• [Task goal]
Repeat, line for line, the entries printed below.

►

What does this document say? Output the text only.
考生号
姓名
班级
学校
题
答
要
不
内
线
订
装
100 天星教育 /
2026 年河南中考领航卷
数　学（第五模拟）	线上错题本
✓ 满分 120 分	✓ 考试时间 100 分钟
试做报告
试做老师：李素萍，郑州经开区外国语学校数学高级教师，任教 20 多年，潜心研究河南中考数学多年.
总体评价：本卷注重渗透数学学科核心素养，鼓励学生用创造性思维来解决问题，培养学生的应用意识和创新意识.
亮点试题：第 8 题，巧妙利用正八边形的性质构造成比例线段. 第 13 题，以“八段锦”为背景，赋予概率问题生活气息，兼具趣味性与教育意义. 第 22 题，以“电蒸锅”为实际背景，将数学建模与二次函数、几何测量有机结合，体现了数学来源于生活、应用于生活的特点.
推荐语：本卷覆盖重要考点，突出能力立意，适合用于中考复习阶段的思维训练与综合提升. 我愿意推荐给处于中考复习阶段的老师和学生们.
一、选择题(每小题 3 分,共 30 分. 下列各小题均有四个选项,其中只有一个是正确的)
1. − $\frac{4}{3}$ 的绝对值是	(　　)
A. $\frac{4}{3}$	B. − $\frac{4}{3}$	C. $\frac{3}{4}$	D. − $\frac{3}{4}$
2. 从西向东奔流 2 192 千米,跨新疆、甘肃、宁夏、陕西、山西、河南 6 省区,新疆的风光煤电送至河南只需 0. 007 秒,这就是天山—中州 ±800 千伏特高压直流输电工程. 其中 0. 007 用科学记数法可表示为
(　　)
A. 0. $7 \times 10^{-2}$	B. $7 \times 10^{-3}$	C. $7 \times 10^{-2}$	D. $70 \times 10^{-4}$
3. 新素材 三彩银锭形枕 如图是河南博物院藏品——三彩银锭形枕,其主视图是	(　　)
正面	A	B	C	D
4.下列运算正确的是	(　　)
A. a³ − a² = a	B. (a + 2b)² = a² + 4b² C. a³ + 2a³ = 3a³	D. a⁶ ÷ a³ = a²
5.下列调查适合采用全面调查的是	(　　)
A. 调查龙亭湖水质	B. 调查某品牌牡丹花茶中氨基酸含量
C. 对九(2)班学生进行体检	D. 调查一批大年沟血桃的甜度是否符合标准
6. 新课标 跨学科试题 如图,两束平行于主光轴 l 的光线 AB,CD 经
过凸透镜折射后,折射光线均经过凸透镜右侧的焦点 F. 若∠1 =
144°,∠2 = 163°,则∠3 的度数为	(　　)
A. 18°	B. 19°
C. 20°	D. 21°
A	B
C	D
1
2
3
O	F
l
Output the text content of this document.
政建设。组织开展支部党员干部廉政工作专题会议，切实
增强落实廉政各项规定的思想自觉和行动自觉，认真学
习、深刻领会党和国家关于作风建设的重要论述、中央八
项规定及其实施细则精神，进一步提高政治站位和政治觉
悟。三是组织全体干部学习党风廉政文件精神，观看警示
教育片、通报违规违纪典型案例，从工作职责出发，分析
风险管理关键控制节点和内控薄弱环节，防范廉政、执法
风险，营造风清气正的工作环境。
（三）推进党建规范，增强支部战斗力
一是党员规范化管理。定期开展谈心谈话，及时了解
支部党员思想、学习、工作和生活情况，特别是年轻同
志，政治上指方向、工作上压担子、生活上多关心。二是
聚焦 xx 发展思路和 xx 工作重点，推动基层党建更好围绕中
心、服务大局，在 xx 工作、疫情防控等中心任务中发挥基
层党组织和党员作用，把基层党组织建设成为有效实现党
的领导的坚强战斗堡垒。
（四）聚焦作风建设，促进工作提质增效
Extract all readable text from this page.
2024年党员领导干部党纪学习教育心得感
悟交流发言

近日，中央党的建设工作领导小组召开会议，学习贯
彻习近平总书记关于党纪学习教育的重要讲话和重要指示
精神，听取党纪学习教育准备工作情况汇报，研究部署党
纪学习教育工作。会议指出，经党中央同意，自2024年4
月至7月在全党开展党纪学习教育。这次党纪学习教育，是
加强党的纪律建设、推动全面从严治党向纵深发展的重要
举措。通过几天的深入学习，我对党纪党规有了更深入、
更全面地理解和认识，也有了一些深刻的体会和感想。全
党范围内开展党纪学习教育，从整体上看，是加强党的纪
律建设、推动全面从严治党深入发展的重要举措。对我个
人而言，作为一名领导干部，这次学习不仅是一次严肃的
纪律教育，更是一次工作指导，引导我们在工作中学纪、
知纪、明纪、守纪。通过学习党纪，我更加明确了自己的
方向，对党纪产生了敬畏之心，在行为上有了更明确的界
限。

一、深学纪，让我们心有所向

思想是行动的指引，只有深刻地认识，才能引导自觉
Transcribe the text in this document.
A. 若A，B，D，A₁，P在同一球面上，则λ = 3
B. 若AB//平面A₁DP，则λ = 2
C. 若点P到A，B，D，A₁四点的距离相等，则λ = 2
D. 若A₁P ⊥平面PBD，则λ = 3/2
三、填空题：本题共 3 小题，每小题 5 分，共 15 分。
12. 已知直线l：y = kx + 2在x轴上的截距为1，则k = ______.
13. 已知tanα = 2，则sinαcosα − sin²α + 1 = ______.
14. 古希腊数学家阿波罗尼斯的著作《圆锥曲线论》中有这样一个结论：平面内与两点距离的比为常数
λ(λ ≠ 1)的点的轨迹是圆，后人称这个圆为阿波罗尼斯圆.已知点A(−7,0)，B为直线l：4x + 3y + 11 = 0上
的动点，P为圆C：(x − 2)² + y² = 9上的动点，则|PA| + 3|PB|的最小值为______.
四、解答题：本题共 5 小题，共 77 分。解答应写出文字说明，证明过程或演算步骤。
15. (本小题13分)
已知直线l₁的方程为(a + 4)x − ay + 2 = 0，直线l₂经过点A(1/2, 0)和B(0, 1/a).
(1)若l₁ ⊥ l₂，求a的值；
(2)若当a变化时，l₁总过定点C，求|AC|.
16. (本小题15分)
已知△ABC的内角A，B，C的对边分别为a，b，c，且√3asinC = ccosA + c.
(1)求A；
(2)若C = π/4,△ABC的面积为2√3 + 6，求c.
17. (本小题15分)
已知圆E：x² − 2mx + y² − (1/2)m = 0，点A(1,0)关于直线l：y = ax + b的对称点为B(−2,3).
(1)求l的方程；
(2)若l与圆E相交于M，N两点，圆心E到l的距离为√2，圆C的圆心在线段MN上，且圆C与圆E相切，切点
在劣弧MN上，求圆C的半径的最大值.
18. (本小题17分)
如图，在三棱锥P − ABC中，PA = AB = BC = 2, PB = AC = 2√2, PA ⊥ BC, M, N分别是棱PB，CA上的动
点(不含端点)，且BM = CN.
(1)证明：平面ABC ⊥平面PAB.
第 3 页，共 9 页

◄

• [Finished exercise]
What does this document say? Output the text only.
考生号
姓名
班级
学校
题
答
要
不
内
线
订
装
100 天星教育 /
2026 年河南中考领航卷
数　学（第五模拟）	线上错题本
✓ 满分 120 分	✓ 考试时间 100 分钟
试做报告
试做老师：李素萍，郑州经开区外国语学校数学高级教师，任教 20 多年，潜心研究河南中考数学多年.
总体评价：本卷注重渗透数学学科核心素养，鼓励学生用创造性思维来解决问题，培养学生的应用意识和创新意识.
亮点试题：第 8 题，巧妙利用正八边形的性质构造成比例线段. 第 13 题，以“八段锦”为背景，赋予概率问题生活气息，兼具趣味性与教育意义. 第 22 题，以“电蒸锅”为实际背景，将数学建模与二次函数、几何测量有机结合，体现了数学来源于生活、应用于生活的特点.
推荐语：本卷覆盖重要考点，突出能力立意，适合用于中考复习阶段的思维训练与综合提升. 我愿意推荐给处于中考复习阶段的老师和学生们.
一、选择题(每小题 3 分,共 30 分. 下列各小题均有四个选项,其中只有一个是正确的)
1. − $\frac{4}{3}$ 的绝对值是	(　　)
A. $\frac{4}{3}$	B. − $\frac{4}{3}$	C. $\frac{3}{4}$	D. − $\frac{3}{4}$
2. 从西向东奔流 2 192 千米,跨新疆、甘肃、宁夏、陕西、山西、河南 6 省区,新疆的风光煤电送至河南只需 0. 007 秒,这就是天山—中州 ±800 千伏特高压直流输电工程. 其中 0. 007 用科学记数法可表示为
(　　)
A. 0. $7 \times 10^{-2}$	B. $7 \times 10^{-3}$	C. $7 \times 10^{-2}$	D. $70 \times 10^{-4}$
3. 新素材 三彩银锭形枕 如图是河南博物院藏品——三彩银锭形枕,其主视图是	(　　)
正面	A	B	C	D
4.下列运算正确的是	(　　)
A. a³ − a² = a	B. (a + 2b)² = a² + 4b² C. a³ + 2a³ = 3a³	D. a⁶ ÷ a³ = a²
5.下列调查适合采用全面调查的是	(　　)
A. 调查龙亭湖水质	B. 调查某品牌牡丹花茶中氨基酸含量
C. 对九(2)班学生进行体检	D. 调查一批大年沟血桃的甜度是否符合标准
6. 新课标 跨学科试题 如图,两束平行于主光轴 l 的光线 AB,CD 经
过凸透镜折射后,折射光线均经过凸透镜右侧的焦点 F. 若∠1 =
144°,∠2 = 163°,则∠3 的度数为	(　　)
A. 18°	B. 19°
C. 20°	D. 21°
A	B
C	D
1
2
3
O	F
l
Output the text content of this document.
政建设。组织开展支部党员干部廉政工作专题会议，切实
增强落实廉政各项规定的思想自觉和行动自觉，认真学
习、深刻领会党和国家关于作风建设的重要论述、中央八
项规定及其实施细则精神，进一步提高政治站位和政治觉
悟。三是组织全体干部学习党风廉政文件精神，观看警示
教育片、通报违规违纪典型案例，从工作职责出发，分析
风险管理关键控制节点和内控薄弱环节，防范廉政、执法
风险，营造风清气正的工作环境。
（三）推进党建规范，增强支部战斗力
一是党员规范化管理。定期开展谈心谈话，及时了解
支部党员思想、学习、工作和生活情况，特别是年轻同
志，政治上指方向、工作上压担子、生活上多关心。二是
聚焦 xx 发展思路和 xx 工作重点，推动基层党建更好围绕中
心、服务大局，在 xx 工作、疫情防控等中心任务中发挥基
层党组织和党员作用，把基层党组织建设成为有效实现党
的领导的坚强战斗堡垒。
（四）聚焦作风建设，促进工作提质增效
Extract all readable text from this page.
2024年党员领导干部党纪学习教育心得感
悟交流发言

近日，中央党的建设工作领导小组召开会议，学习贯
彻习近平总书记关于党纪学习教育的重要讲话和重要指示
精神，听取党纪学习教育准备工作情况汇报，研究部署党
纪学习教育工作。会议指出，经党中央同意，自2024年4
月至7月在全党开展党纪学习教育。这次党纪学习教育，是
加强党的纪律建设、推动全面从严治党向纵深发展的重要
举措。通过几天的深入学习，我对党纪党规有了更深入、
更全面地理解和认识，也有了一些深刻的体会和感想。全
党范围内开展党纪学习教育，从整体上看，是加强党的纪
律建设、推动全面从严治党深入发展的重要举措。对我个
人而言，作为一名领导干部，这次学习不仅是一次严肃的
纪律教育，更是一次工作指导，引导我们在工作中学纪、
知纪、明纪、守纪。通过学习党纪，我更加明确了自己的
方向，对党纪产生了敬畏之心，在行为上有了更明确的界
限。

一、深学纪，让我们心有所向

思想是行动的指引，只有深刻地认识，才能引导自觉
Transcribe the text in this document.
A. 若A，B，D，A₁，P在同一球面上，则λ = 3
B. 若AB//平面A₁DP，则λ = 2
C. 若点P到A，B，D，A₁四点的距离相等，则λ = 2
D. 若A₁P ⊥平面PBD，则λ = 3/2
三、填空题：本题共 3 小题，每小题 5 分，共 15 分。
12. 已知直线l：y = kx + 2在x轴上的截距为1，则k = ______.
13. 已知tanα = 2，则sinαcosα − sin²α + 1 = ______.
14. 古希腊数学家阿波罗尼斯的著作《圆锥曲线论》中有这样一个结论：平面内与两点距离的比为常数
λ(λ ≠ 1)的点的轨迹是圆，后人称这个圆为阿波罗尼斯圆.已知点A(−7,0)，B为直线l：4x + 3y + 11 = 0上
的动点，P为圆C：(x − 2)² + y² = 9上的动点，则|PA| + 3|PB|的最小值为______.
四、解答题：本题共 5 小题，共 77 分。解答应写出文字说明，证明过程或演算步骤。
15. (本小题13分)
已知直线l₁的方程为(a + 4)x − ay + 2 = 0，直线l₂经过点A(1/2, 0)和B(0, 1/a).
(1)若l₁ ⊥ l₂，求a的值；
(2)若当a变化时，l₁总过定点C，求|AC|.
16. (本小题15分)
已知△ABC的内角A，B，C的对边分别为a，b，c，且√3asinC = ccosA + c.
(1)求A；
(2)若C = π/4,△ABC的面积为2√3 + 6，求c.
17. (本小题15分)
已知圆E：x² − 2mx + y² − (1/2)m = 0，点A(1,0)关于直线l：y = ax + b的对称点为B(−2,3).
(1)求l的方程；
(2)若l与圆E相交于M，N两点，圆心E到l的距离为√2，圆C的圆心在线段MN上，且圆C与圆E相切，切点
在劣弧MN上，求圆C的半径的最大值.
18. (本小题17分)
如图，在三棱锥P − ABC中，PA = AB = BC = 2, PB = AC = 2√2, PA ⊥ BC, M, N分别是棱PB，CA上的动
点(不含端点)，且BM = CN.
(1)证明：平面ABC ⊥平面PAB.
第 3 页，共 9 页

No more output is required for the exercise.